[Element and region listings]
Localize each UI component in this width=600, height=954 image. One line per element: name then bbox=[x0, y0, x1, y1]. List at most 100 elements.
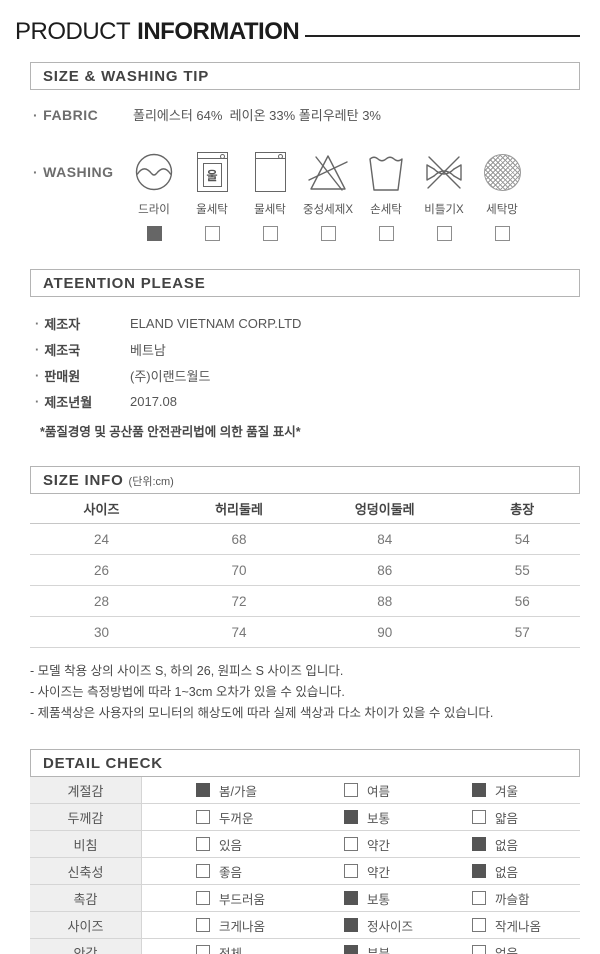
detail-row-label: 사이즈 bbox=[30, 912, 142, 938]
detail-option-label: 보통 bbox=[367, 811, 391, 826]
detail-option-label: 약간 bbox=[367, 865, 391, 880]
fabric-value: 폴리에스터 64% 레이온 33% 폴리우레탄 3% bbox=[133, 108, 381, 123]
detail-option: 여름 bbox=[304, 777, 452, 803]
size-table-row: 26 70 86 55 bbox=[30, 554, 580, 586]
size-cell: 28 bbox=[30, 585, 173, 617]
detail-option-label: 좋음 bbox=[219, 865, 243, 880]
washing-checkbox bbox=[204, 226, 220, 241]
detail-row-stretch: 신축성 좋음 약간 없음 bbox=[30, 858, 580, 885]
detail-checkbox bbox=[196, 945, 210, 954]
detail-option-label: 정사이즈 bbox=[367, 919, 414, 934]
washing-checkbox bbox=[436, 226, 452, 241]
detail-option: 봄/가을 bbox=[142, 777, 304, 803]
detail-option-label: 있음 bbox=[219, 838, 243, 853]
attention-row-label: · 제조년월 bbox=[35, 393, 93, 410]
bullet: · bbox=[33, 107, 39, 123]
detail-option: 약간 bbox=[304, 831, 452, 857]
water-wash-icon bbox=[254, 150, 286, 194]
detail-option-label: 까슬함 bbox=[495, 892, 530, 907]
attention-row-label: · 제조국 bbox=[35, 341, 81, 358]
detail-row-label: 계절감 bbox=[30, 777, 142, 803]
section-heading-size-washing: SIZE & WASHING TIP bbox=[30, 62, 580, 90]
attention-list: · 제조자 ELAND VIETNAM CORP.LTD · 제조국 베트남 · 판매… bbox=[35, 310, 580, 414]
detail-option: 부분 bbox=[304, 939, 452, 954]
detail-checkbox bbox=[196, 891, 210, 905]
detail-option: 있음 bbox=[142, 831, 304, 857]
detail-option: 크게나옴 bbox=[142, 912, 304, 938]
detail-row-lining: 안감 전체 부분 없음 bbox=[30, 939, 580, 954]
washing-item-wool: 울 울세탁 bbox=[183, 150, 241, 241]
detail-option-label: 여름 bbox=[367, 784, 391, 799]
washing-checkbox bbox=[320, 226, 336, 241]
detail-row-label: 두께감 bbox=[30, 804, 142, 830]
attention-row-value: 2017.08 bbox=[130, 393, 177, 409]
attention-note: *품질경영 및 공산품 안전관리법에 의한 품질 표시* bbox=[40, 425, 301, 439]
section-heading-detail-check: DETAIL CHECK bbox=[30, 749, 580, 777]
detail-checkbox bbox=[196, 810, 210, 824]
dry-clean-icon bbox=[134, 150, 174, 194]
washing-item-label: 드라이 bbox=[138, 204, 170, 216]
washing-items: 드라이 울 울세탁 물세탁 bbox=[125, 150, 531, 241]
detail-checkbox bbox=[344, 891, 358, 905]
detail-option-label: 작게나옴 bbox=[495, 919, 542, 934]
attention-row-label: · 제조자 bbox=[35, 315, 81, 332]
detail-checkbox bbox=[472, 864, 486, 878]
attention-row: · 판매원 (주)이랜드월드 bbox=[35, 362, 580, 388]
detail-checkbox bbox=[472, 891, 486, 905]
washing-item-label: 물세탁 bbox=[254, 204, 286, 216]
size-col-header: 허리둘레 bbox=[173, 494, 305, 524]
detail-checkbox bbox=[472, 810, 486, 824]
size-cell: 84 bbox=[305, 523, 465, 555]
page-title: PRODUCT INFORMATION bbox=[0, 0, 600, 46]
washing-label: · WASHING bbox=[33, 164, 114, 180]
detail-checkbox bbox=[196, 918, 210, 932]
size-cell: 26 bbox=[30, 554, 173, 586]
detail-checkbox bbox=[344, 783, 358, 797]
washing-item-neutral-detergent: 중성세제X bbox=[299, 150, 357, 241]
detail-option: 부드러움 bbox=[142, 885, 304, 911]
attention-row: · 제조년월 2017.08 bbox=[35, 388, 580, 414]
washing-checkbox bbox=[262, 226, 278, 241]
size-cell: 72 bbox=[173, 585, 305, 617]
section-heading-label: SIZE & WASHING TIP bbox=[43, 68, 210, 85]
detail-option-label: 부드러움 bbox=[219, 892, 266, 907]
attention-row: · 제조자 ELAND VIETNAM CORP.LTD bbox=[35, 310, 580, 336]
washing-checkbox bbox=[146, 226, 162, 241]
fabric-row: · FABRIC 폴리에스터 64% 레이온 33% 폴리우레탄 3% bbox=[33, 105, 580, 124]
detail-option: 전체 bbox=[142, 939, 304, 954]
size-cell: 68 bbox=[173, 523, 305, 555]
detail-option-label: 보통 bbox=[367, 892, 391, 907]
size-cell: 24 bbox=[30, 523, 173, 555]
attention-row-value: (주)이랜드월드 bbox=[130, 368, 211, 384]
hand-wash-icon bbox=[366, 150, 406, 194]
detail-option-label: 겨울 bbox=[495, 784, 519, 799]
no-wring-icon bbox=[424, 150, 464, 194]
detail-checkbox bbox=[196, 783, 210, 797]
washing-item-wring: 비틀기X bbox=[415, 150, 473, 241]
detail-option: 없음 bbox=[452, 831, 580, 857]
detail-option-label: 두꺼운 bbox=[219, 811, 254, 826]
detail-option: 얇음 bbox=[452, 804, 580, 830]
washing-item-hand: 손세탁 bbox=[357, 150, 415, 241]
detail-row-texture: 촉감 부드러움 보통 까슬함 bbox=[30, 885, 580, 912]
page-title-light: PRODUCT bbox=[15, 18, 131, 45]
size-cell: 74 bbox=[173, 616, 305, 648]
size-cell: 57 bbox=[464, 616, 580, 648]
attention-row: · 제조국 베트남 bbox=[35, 336, 580, 362]
detail-option: 없음 bbox=[452, 939, 580, 954]
size-table-row: 24 68 84 54 bbox=[30, 523, 580, 555]
size-info-unit: (단위:cm) bbox=[128, 476, 174, 488]
detail-option-label: 전체 bbox=[219, 946, 243, 954]
detail-option-label: 없음 bbox=[495, 838, 519, 853]
detail-option-label: 얇음 bbox=[495, 811, 519, 826]
attention-row-value: 베트남 bbox=[130, 342, 166, 358]
detail-checkbox bbox=[344, 810, 358, 824]
section-heading-label: ATEENTION PLEASE bbox=[43, 275, 206, 292]
title-rule bbox=[305, 35, 580, 37]
attention-row-label: · 판매원 bbox=[35, 367, 81, 384]
size-cell: 70 bbox=[173, 554, 305, 586]
detail-checkbox bbox=[472, 945, 486, 954]
size-note: - 사이즈는 측정방법에 따라 1~3cm 오차가 있을 수 있습니다. bbox=[30, 685, 345, 699]
section-heading-label: DETAIL CHECK bbox=[43, 755, 163, 772]
detail-option: 없음 bbox=[452, 858, 580, 884]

### What you have to do
Please reproduce every row above word for word, leaving out the pictures.

### Solution for this task
Localize each UI component in this width=600, height=954 image. One line per element: name then bbox=[x0, y0, x1, y1]. List at most 100 elements.
detail-row-label: 사이즈 bbox=[30, 912, 142, 938]
detail-option-label: 보통 bbox=[367, 811, 391, 826]
detail-option-label: 약간 bbox=[367, 865, 391, 880]
fabric-value: 폴리에스터 64% 레이온 33% 폴리우레탄 3% bbox=[133, 108, 381, 123]
detail-option: 여름 bbox=[304, 777, 452, 803]
size-table-row: 26 70 86 55 bbox=[30, 554, 580, 586]
size-cell: 28 bbox=[30, 585, 173, 617]
detail-option-label: 좋음 bbox=[219, 865, 243, 880]
washing-checkbox bbox=[204, 226, 220, 241]
detail-row-stretch: 신축성 좋음 약간 없음 bbox=[30, 858, 580, 885]
detail-checkbox bbox=[196, 945, 210, 954]
detail-option-label: 정사이즈 bbox=[367, 919, 414, 934]
washing-checkbox bbox=[436, 226, 452, 241]
detail-option: 봄/가을 bbox=[142, 777, 304, 803]
detail-option-label: 있음 bbox=[219, 838, 243, 853]
attention-row-label: · 제조년월 bbox=[35, 393, 93, 410]
bullet: · bbox=[33, 107, 39, 123]
detail-option: 약간 bbox=[304, 831, 452, 857]
water-wash-icon bbox=[254, 150, 286, 194]
detail-option-label: 까슬함 bbox=[495, 892, 530, 907]
attention-row-label: · 제조국 bbox=[35, 341, 81, 358]
detail-row-label: 계절감 bbox=[30, 777, 142, 803]
section-heading-size-washing: SIZE & WASHING TIP bbox=[30, 62, 580, 90]
attention-list: · 제조자 ELAND VIETNAM CORP.LTD · 제조국 베트남 · 판매… bbox=[35, 310, 580, 414]
detail-option: 부분 bbox=[304, 939, 452, 954]
detail-checkbox bbox=[196, 891, 210, 905]
detail-option: 있음 bbox=[142, 831, 304, 857]
detail-option: 크게나옴 bbox=[142, 912, 304, 938]
detail-row-lining: 안감 전체 부분 없음 bbox=[30, 939, 580, 954]
washing-item-wool: 울 울세탁 bbox=[183, 150, 241, 241]
detail-option-label: 여름 bbox=[367, 784, 391, 799]
washing-checkbox bbox=[320, 226, 336, 241]
detail-row-label: 두께감 bbox=[30, 804, 142, 830]
attention-row-value: 2017.08 bbox=[130, 393, 177, 409]
attention-note: *품질경영 및 공산품 안전관리법에 의한 품질 표시* bbox=[40, 425, 301, 439]
section-heading-detail-check: DETAIL CHECK bbox=[30, 749, 580, 777]
detail-checkbox bbox=[196, 810, 210, 824]
dry-clean-icon bbox=[134, 150, 174, 194]
washing-item-label: 드라이 bbox=[138, 204, 170, 216]
washing-items: 드라이 울 울세탁 물세탁 bbox=[125, 150, 531, 241]
detail-checkbox bbox=[344, 891, 358, 905]
detail-option-label: 작게나옴 bbox=[495, 919, 542, 934]
attention-row-label: · 제조자 bbox=[35, 315, 81, 332]
detail-checkbox bbox=[472, 864, 486, 878]
attention-row: · 판매원 (주)이랜드월드 bbox=[35, 362, 580, 388]
detail-checkbox bbox=[472, 891, 486, 905]
washing-item-label: 물세탁 bbox=[254, 204, 286, 216]
size-col-header: 허리둘레 bbox=[173, 494, 305, 524]
detail-checkbox bbox=[472, 810, 486, 824]
size-cell: 84 bbox=[305, 523, 465, 555]
page-title: PRODUCT INFORMATION bbox=[0, 0, 600, 46]
washing-label: · WASHING bbox=[33, 164, 114, 180]
detail-checkbox bbox=[196, 918, 210, 932]
size-cell: 26 bbox=[30, 554, 173, 586]
detail-checkbox bbox=[344, 783, 358, 797]
washing-item-neutral-detergent: 중성세제X bbox=[299, 150, 357, 241]
detail-option: 부드러움 bbox=[142, 885, 304, 911]
attention-row: · 제조년월 2017.08 bbox=[35, 388, 580, 414]
washing-checkbox bbox=[262, 226, 278, 241]
size-cell: 72 bbox=[173, 585, 305, 617]
section-heading-label: SIZE & WASHING TIP bbox=[43, 68, 210, 85]
detail-option-label: 부드러움 bbox=[219, 892, 266, 907]
attention-row: · 제조자 ELAND VIETNAM CORP.LTD bbox=[35, 310, 580, 336]
washing-checkbox bbox=[146, 226, 162, 241]
fabric-row: · FABRIC 폴리에스터 64% 레이온 33% 폴리우레탄 3% bbox=[33, 105, 580, 124]
detail-option: 전체 bbox=[142, 939, 304, 954]
size-cell: 68 bbox=[173, 523, 305, 555]
detail-option-label: 보통 bbox=[367, 892, 391, 907]
size-cell: 24 bbox=[30, 523, 173, 555]
attention-row-value: (주)이랜드월드 bbox=[130, 368, 211, 384]
hand-wash-icon bbox=[366, 150, 406, 194]
detail-option-label: 겨울 bbox=[495, 784, 519, 799]
no-wring-icon bbox=[424, 150, 464, 194]
detail-checkbox bbox=[196, 783, 210, 797]
washing-item-wring: 비틀기X bbox=[415, 150, 473, 241]
detail-option: 없음 bbox=[452, 831, 580, 857]
detail-option-label: 두꺼운 bbox=[219, 811, 254, 826]
detail-option: 얇음 bbox=[452, 804, 580, 830]
washing-item-hand: 손세탁 bbox=[357, 150, 415, 241]
detail-row-texture: 촉감 부드러움 보통 까슬함 bbox=[30, 885, 580, 912]
page-title-light: PRODUCT bbox=[15, 18, 131, 45]
size-cell: 74 bbox=[173, 616, 305, 648]
size-cell: 57 bbox=[464, 616, 580, 648]
attention-row: · 제조국 베트남 bbox=[35, 336, 580, 362]
detail-option: 없음 bbox=[452, 939, 580, 954]
size-table-row: 24 68 84 54 bbox=[30, 523, 580, 555]
size-info-unit: (단위:cm) bbox=[128, 476, 174, 488]
detail-option-label: 전체 bbox=[219, 946, 243, 954]
detail-option-label: 없음 bbox=[495, 838, 519, 853]
detail-option-label: 얇음 bbox=[495, 811, 519, 826]
attention-row-value: 베트남 bbox=[130, 342, 166, 358]
detail-checkbox bbox=[344, 810, 358, 824]
section-heading-label: ATEENTION PLEASE bbox=[43, 275, 206, 292]
title-rule bbox=[305, 35, 580, 37]
attention-row-label: · 판매원 bbox=[35, 367, 81, 384]
size-cell: 70 bbox=[173, 554, 305, 586]
detail-checkbox bbox=[472, 945, 486, 954]
size-note: - 사이즈는 측정방법에 따라 1~3cm 오차가 있을 수 있습니다. bbox=[30, 685, 345, 699]
section-heading-label: DETAIL CHECK bbox=[43, 755, 163, 772]
detail-option: 없음 bbox=[452, 858, 580, 884]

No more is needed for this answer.